- _Exercise description_
Each entry below must be repeated exactly, with pictures left out.

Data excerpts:
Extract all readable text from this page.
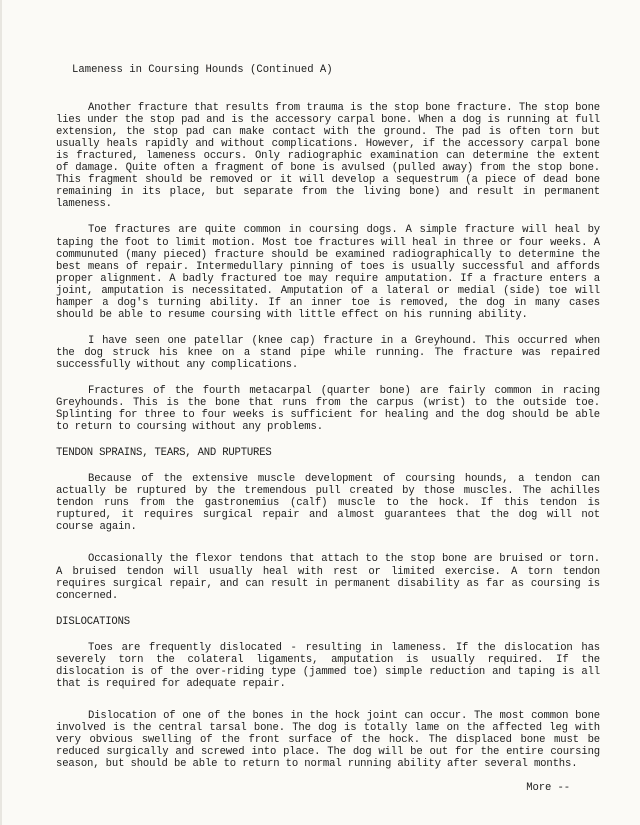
Lameness in Coursing Hounds (Continued A)

Another fracture that results from trauma is the stop bone fracture. The stop bone lies under the stop pad and is the accessory carpal bone. When a dog is running at full extension, the stop pad can make contact with the ground. The pad is often torn but usually heals rapidly and without complications. However, if the accessory carpal bone is fractured, lameness occurs. Only radiographic examination can determine the extent of damage. Quite often a fragment of bone is avulsed (pulled away) from the stop bone. This fragment should be removed or it will develop a sequestrum (a piece of dead bone remaining in its place, but separate from the living bone) and result in permanent lameness.

Toe fractures are quite common in coursing dogs. A simple fracture will heal by taping the foot to limit motion. Most toe fractures will heal in three or four weeks. A communuted (many pieced) fracture should be examined radiographically to determine the best means of repair. Intermedullary pinning of toes is usually successful and affords proper alignment. A badly fractured toe may require amputation. If a fracture enters a joint, amputation is necessitated. Amputation of a lateral or medial (side) toe will hamper a dog's turning ability. If an inner toe is removed, the dog in many cases should be able to resume coursing with little effect on his running ability.

I have seen one patellar (knee cap) fracture in a Greyhound. This occurred when the dog struck his knee on a stand pipe while running. The fracture was repaired successfully without any complications.

Fractures of the fourth metacarpal (quarter bone) are fairly common in racing Greyhounds. This is the bone that runs from the carpus (wrist) to the outside toe. Splinting for three to four weeks is sufficient for healing and the dog should be able to return to coursing without any problems.

TENDON SPRAINS, TEARS, AND RUPTURES

Because of the extensive muscle development of coursing hounds, a tendon can actually be ruptured by the tremendous pull created by those muscles. The achilles tendon runs from the gastronemius (calf) muscle to the hock. If this tendon is ruptured, it requires surgical repair and almost guarantees that the dog will not course again.

Occasionally the flexor tendons that attach to the stop bone are bruised or torn. A bruised tendon will usually heal with rest or limited exercise. A torn tendon requires surgical repair, and can result in permanent disability as far as coursing is concerned.

DISLOCATIONS

Toes are frequently dislocated - resulting in lameness. If the dislocation has severely torn the colateral ligaments, amputation is usually required. If the dislocation is of the over-riding type (jammed toe) simple reduction and taping is all that is required for adequate repair.

Dislocation of one of the bones in the hock joint can occur. The most common bone involved is the central tarsal bone. The dog is totally lame on the affected leg with very obvious swelling of the front surface of the hock. The displaced bone must be reduced surgically and screwed into place. The dog will be out for the entire coursing season, but should be able to return to normal running ability after several months.

More --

- _Response_
Extract all readable text from this page.
Lameness in Coursing Hounds (Continued A)

Another fracture that results from trauma is the stop bone fracture. The stop bone lies under the stop pad and is the accessory carpal bone. When a dog is running at full extension, the stop pad can make contact with the ground. The pad is often torn but usually heals rapidly and without complications. However, if the accessory carpal bone is fractured, lameness occurs. Only radiographic examination can determine the extent of damage. Quite often a fragment of bone is avulsed (pulled away) from the stop bone. This fragment should be removed or it will develop a sequestrum (a piece of dead bone remaining in its place, but separate from the living bone) and result in permanent lameness.

Toe fractures are quite common in coursing dogs. A simple fracture will heal by taping the foot to limit motion. Most toe fractures will heal in three or four weeks. A communuted (many pieced) fracture should be examined radiographically to determine the best means of repair. Intermedullary pinning of toes is usually successful and affords proper alignment. A badly fractured toe may require amputation. If a fracture enters a joint, amputation is necessitated. Amputation of a lateral or medial (side) toe will hamper a dog's turning ability. If an inner toe is removed, the dog in many cases should be able to resume coursing with little effect on his running ability.

I have seen one patellar (knee cap) fracture in a Greyhound. This occurred when the dog struck his knee on a stand pipe while running. The fracture was repaired successfully without any complications.

Fractures of the fourth metacarpal (quarter bone) are fairly common in racing Greyhounds. This is the bone that runs from the carpus (wrist) to the outside toe. Splinting for three to four weeks is sufficient for healing and the dog should be able to return to coursing without any problems.

TENDON SPRAINS, TEARS, AND RUPTURES

Because of the extensive muscle development of coursing hounds, a tendon can actually be ruptured by the tremendous pull created by those muscles. The achilles tendon runs from the gastronemius (calf) muscle to the hock. If this tendon is ruptured, it requires surgical repair and almost guarantees that the dog will not course again.

Occasionally the flexor tendons that attach to the stop bone are bruised or torn. A bruised tendon will usually heal with rest or limited exercise. A torn tendon requires surgical repair, and can result in permanent disability as far as coursing is concerned.

DISLOCATIONS

Toes are frequently dislocated - resulting in lameness. If the dislocation has severely torn the colateral ligaments, amputation is usually required. If the dislocation is of the over-riding type (jammed toe) simple reduction and taping is all that is required for adequate repair.

Dislocation of one of the bones in the hock joint can occur. The most common bone involved is the central tarsal bone. The dog is totally lame on the affected leg with very obvious swelling of the front surface of the hock. The displaced bone must be reduced surgically and screwed into place. The dog will be out for the entire coursing season, but should be able to return to normal running ability after several months.

More --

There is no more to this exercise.